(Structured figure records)
********************

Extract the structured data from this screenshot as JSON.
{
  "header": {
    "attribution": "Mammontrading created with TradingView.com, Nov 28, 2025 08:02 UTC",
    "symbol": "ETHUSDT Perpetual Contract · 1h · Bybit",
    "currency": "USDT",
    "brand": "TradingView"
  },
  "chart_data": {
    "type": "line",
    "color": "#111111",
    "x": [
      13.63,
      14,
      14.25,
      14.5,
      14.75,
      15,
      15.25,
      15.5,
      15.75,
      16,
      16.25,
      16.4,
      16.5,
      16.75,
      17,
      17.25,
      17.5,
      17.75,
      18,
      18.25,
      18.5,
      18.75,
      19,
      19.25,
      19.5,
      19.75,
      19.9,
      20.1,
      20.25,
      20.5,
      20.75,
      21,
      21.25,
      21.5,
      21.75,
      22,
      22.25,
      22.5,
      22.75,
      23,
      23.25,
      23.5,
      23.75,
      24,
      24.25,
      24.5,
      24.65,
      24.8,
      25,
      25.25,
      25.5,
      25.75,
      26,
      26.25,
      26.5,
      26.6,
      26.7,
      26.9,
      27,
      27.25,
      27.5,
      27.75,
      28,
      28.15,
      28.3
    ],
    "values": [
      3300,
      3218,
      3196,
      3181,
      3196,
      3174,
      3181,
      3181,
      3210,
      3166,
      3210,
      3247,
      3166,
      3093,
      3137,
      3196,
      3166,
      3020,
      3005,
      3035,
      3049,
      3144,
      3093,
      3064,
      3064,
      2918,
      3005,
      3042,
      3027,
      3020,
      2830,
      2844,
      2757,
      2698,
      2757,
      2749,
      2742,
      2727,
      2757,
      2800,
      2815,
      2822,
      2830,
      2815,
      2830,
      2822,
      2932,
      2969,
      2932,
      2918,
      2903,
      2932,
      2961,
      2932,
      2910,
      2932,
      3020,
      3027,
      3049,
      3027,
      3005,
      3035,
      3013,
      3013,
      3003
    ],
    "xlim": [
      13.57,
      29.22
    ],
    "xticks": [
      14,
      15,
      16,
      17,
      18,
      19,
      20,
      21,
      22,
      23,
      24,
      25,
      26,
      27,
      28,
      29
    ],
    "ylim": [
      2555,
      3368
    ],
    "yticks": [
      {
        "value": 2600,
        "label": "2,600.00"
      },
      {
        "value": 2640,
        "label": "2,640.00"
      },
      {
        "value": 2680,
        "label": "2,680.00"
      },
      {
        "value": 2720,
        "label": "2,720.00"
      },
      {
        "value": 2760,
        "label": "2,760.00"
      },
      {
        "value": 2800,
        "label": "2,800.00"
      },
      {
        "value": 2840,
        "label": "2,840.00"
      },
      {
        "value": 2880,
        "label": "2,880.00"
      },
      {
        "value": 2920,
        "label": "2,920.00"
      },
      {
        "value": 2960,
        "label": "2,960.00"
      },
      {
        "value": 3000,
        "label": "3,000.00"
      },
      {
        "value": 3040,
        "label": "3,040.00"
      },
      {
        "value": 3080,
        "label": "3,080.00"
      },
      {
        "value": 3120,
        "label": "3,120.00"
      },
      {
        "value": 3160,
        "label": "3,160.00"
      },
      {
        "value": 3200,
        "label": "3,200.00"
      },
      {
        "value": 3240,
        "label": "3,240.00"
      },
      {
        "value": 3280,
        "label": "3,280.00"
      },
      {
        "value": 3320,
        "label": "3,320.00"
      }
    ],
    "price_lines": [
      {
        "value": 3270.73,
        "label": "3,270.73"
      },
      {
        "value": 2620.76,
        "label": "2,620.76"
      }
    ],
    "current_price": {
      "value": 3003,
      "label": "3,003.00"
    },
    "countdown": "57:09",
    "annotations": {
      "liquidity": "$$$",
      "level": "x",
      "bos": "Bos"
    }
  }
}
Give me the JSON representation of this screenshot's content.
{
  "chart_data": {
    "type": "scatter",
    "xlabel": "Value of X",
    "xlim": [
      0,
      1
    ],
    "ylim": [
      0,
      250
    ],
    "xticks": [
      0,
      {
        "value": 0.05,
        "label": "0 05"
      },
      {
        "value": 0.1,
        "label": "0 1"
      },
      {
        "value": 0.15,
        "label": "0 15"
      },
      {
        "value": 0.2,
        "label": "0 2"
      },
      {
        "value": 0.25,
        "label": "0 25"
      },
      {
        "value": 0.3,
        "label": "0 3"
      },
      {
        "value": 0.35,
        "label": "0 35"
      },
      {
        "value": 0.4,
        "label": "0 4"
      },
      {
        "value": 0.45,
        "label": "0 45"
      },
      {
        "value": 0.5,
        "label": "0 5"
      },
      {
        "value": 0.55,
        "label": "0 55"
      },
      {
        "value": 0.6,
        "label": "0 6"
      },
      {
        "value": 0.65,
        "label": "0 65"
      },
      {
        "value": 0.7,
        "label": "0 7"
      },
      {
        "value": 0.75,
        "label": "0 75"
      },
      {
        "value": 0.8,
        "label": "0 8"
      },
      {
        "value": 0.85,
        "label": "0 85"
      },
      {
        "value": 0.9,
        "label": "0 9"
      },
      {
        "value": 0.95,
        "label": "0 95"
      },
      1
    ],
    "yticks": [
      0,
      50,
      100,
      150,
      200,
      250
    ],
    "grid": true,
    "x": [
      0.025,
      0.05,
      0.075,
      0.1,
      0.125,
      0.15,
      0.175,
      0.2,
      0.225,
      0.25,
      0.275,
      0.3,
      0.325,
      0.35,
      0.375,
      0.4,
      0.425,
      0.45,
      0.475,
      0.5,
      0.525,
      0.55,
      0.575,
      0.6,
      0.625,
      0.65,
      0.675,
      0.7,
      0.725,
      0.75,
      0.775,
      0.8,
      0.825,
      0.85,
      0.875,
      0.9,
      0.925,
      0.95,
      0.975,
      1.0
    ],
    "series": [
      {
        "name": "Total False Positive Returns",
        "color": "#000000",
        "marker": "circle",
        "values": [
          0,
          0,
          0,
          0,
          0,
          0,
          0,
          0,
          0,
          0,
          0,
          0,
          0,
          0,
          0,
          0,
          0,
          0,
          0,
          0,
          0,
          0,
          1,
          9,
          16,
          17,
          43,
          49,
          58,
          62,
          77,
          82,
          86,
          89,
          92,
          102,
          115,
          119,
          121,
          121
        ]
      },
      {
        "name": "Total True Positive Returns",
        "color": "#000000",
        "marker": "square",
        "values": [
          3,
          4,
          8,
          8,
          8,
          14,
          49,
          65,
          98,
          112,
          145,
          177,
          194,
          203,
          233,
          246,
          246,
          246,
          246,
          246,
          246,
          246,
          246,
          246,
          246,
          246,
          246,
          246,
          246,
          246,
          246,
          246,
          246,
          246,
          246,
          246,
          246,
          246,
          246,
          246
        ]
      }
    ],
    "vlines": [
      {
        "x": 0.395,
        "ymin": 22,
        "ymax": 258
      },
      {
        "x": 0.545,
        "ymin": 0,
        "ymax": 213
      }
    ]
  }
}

********************

> Task prompt
Return the material exactly as it stands.

> Full answer
Extract the structured data from this screenshot as JSON.
{
  "header": {
    "attribution": "Mammontrading created with TradingView.com, Nov 28, 2025 08:02 UTC",
    "symbol": "ETHUSDT Perpetual Contract · 1h · Bybit",
    "currency": "USDT",
    "brand": "TradingView"
  },
  "chart_data": {
    "type": "line",
    "color": "#111111",
    "x": [
      13.63,
      14,
      14.25,
      14.5,
      14.75,
      15,
      15.25,
      15.5,
      15.75,
      16,
      16.25,
      16.4,
      16.5,
      16.75,
      17,
      17.25,
      17.5,
      17.75,
      18,
      18.25,
      18.5,
      18.75,
      19,
      19.25,
      19.5,
      19.75,
      19.9,
      20.1,
      20.25,
      20.5,
      20.75,
      21,
      21.25,
      21.5,
      21.75,
      22,
      22.25,
      22.5,
      22.75,
      23,
      23.25,
      23.5,
      23.75,
      24,
      24.25,
      24.5,
      24.65,
      24.8,
      25,
      25.25,
      25.5,
      25.75,
      26,
      26.25,
      26.5,
      26.6,
      26.7,
      26.9,
      27,
      27.25,
      27.5,
      27.75,
      28,
      28.15,
      28.3
    ],
    "values": [
      3300,
      3218,
      3196,
      3181,
      3196,
      3174,
      3181,
      3181,
      3210,
      3166,
      3210,
      3247,
      3166,
      3093,
      3137,
      3196,
      3166,
      3020,
      3005,
      3035,
      3049,
      3144,
      3093,
      3064,
      3064,
      2918,
      3005,
      3042,
      3027,
      3020,
      2830,
      2844,
      2757,
      2698,
      2757,
      2749,
      2742,
      2727,
      2757,
      2800,
      2815,
      2822,
      2830,
      2815,
      2830,
      2822,
      2932,
      2969,
      2932,
      2918,
      2903,
      2932,
      2961,
      2932,
      2910,
      2932,
      3020,
      3027,
      3049,
      3027,
      3005,
      3035,
      3013,
      3013,
      3003
    ],
    "xlim": [
      13.57,
      29.22
    ],
    "xticks": [
      14,
      15,
      16,
      17,
      18,
      19,
      20,
      21,
      22,
      23,
      24,
      25,
      26,
      27,
      28,
      29
    ],
    "ylim": [
      2555,
      3368
    ],
    "yticks": [
      {
        "value": 2600,
        "label": "2,600.00"
      },
      {
        "value": 2640,
        "label": "2,640.00"
      },
      {
        "value": 2680,
        "label": "2,680.00"
      },
      {
        "value": 2720,
        "label": "2,720.00"
      },
      {
        "value": 2760,
        "label": "2,760.00"
      },
      {
        "value": 2800,
        "label": "2,800.00"
      },
      {
        "value": 2840,
        "label": "2,840.00"
      },
      {
        "value": 2880,
        "label": "2,880.00"
      },
      {
        "value": 2920,
        "label": "2,920.00"
      },
      {
        "value": 2960,
        "label": "2,960.00"
      },
      {
        "value": 3000,
        "label": "3,000.00"
      },
      {
        "value": 3040,
        "label": "3,040.00"
      },
      {
        "value": 3080,
        "label": "3,080.00"
      },
      {
        "value": 3120,
        "label": "3,120.00"
      },
      {
        "value": 3160,
        "label": "3,160.00"
      },
      {
        "value": 3200,
        "label": "3,200.00"
      },
      {
        "value": 3240,
        "label": "3,240.00"
      },
      {
        "value": 3280,
        "label": "3,280.00"
      },
      {
        "value": 3320,
        "label": "3,320.00"
      }
    ],
    "price_lines": [
      {
        "value": 3270.73,
        "label": "3,270.73"
      },
      {
        "value": 2620.76,
        "label": "2,620.76"
      }
    ],
    "current_price": {
      "value": 3003,
      "label": "3,003.00"
    },
    "countdown": "57:09",
    "annotations": {
      "liquidity": "$$$",
      "level": "x",
      "bos": "Bos"
    }
  }
}
Give me the JSON representation of this screenshot's content.
{
  "chart_data": {
    "type": "scatter",
    "xlabel": "Value of X",
    "xlim": [
      0,
      1
    ],
    "ylim": [
      0,
      250
    ],
    "xticks": [
      0,
      {
        "value": 0.05,
        "label": "0 05"
      },
      {
        "value": 0.1,
        "label": "0 1"
      },
      {
        "value": 0.15,
        "label": "0 15"
      },
      {
        "value": 0.2,
        "label": "0 2"
      },
      {
        "value": 0.25,
        "label": "0 25"
      },
      {
        "value": 0.3,
        "label": "0 3"
      },
      {
        "value": 0.35,
        "label": "0 35"
      },
      {
        "value": 0.4,
        "label": "0 4"
      },
      {
        "value": 0.45,
        "label": "0 45"
      },
      {
        "value": 0.5,
        "label": "0 5"
      },
      {
        "value": 0.55,
        "label": "0 55"
      },
      {
        "value": 0.6,
        "label": "0 6"
      },
      {
        "value": 0.65,
        "label": "0 65"
      },
      {
        "value": 0.7,
        "label": "0 7"
      },
      {
        "value": 0.75,
        "label": "0 75"
      },
      {
        "value": 0.8,
        "label": "0 8"
      },
      {
        "value": 0.85,
        "label": "0 85"
      },
      {
        "value": 0.9,
        "label": "0 9"
      },
      {
        "value": 0.95,
        "label": "0 95"
      },
      1
    ],
    "yticks": [
      0,
      50,
      100,
      150,
      200,
      250
    ],
    "grid": true,
    "x": [
      0.025,
      0.05,
      0.075,
      0.1,
      0.125,
      0.15,
      0.175,
      0.2,
      0.225,
      0.25,
      0.275,
      0.3,
      0.325,
      0.35,
      0.375,
      0.4,
      0.425,
      0.45,
      0.475,
      0.5,
      0.525,
      0.55,
      0.575,
      0.6,
      0.625,
      0.65,
      0.675,
      0.7,
      0.725,
      0.75,
      0.775,
      0.8,
      0.825,
      0.85,
      0.875,
      0.9,
      0.925,
      0.95,
      0.975,
      1.0
    ],
    "series": [
      {
        "name": "Total False Positive Returns",
        "color": "#000000",
        "marker": "circle",
        "values": [
          0,
          0,
          0,
          0,
          0,
          0,
          0,
          0,
          0,
          0,
          0,
          0,
          0,
          0,
          0,
          0,
          0,
          0,
          0,
          0,
          0,
          0,
          1,
          9,
          16,
          17,
          43,
          49,
          58,
          62,
          77,
          82,
          86,
          89,
          92,
          102,
          115,
          119,
          121,
          121
        ]
      },
      {
        "name": "Total True Positive Returns",
        "color": "#000000",
        "marker": "square",
        "values": [
          3,
          4,
          8,
          8,
          8,
          14,
          49,
          65,
          98,
          112,
          145,
          177,
          194,
          203,
          233,
          246,
          246,
          246,
          246,
          246,
          246,
          246,
          246,
          246,
          246,
          246,
          246,
          246,
          246,
          246,
          246,
          246,
          246,
          246,
          246,
          246,
          246,
          246,
          246,
          246
        ]
      }
    ],
    "vlines": [
      {
        "x": 0.395,
        "ymin": 22,
        "ymax": 258
      },
      {
        "x": 0.545,
        "ymin": 0,
        "ymax": 213
      }
    ]
  }
}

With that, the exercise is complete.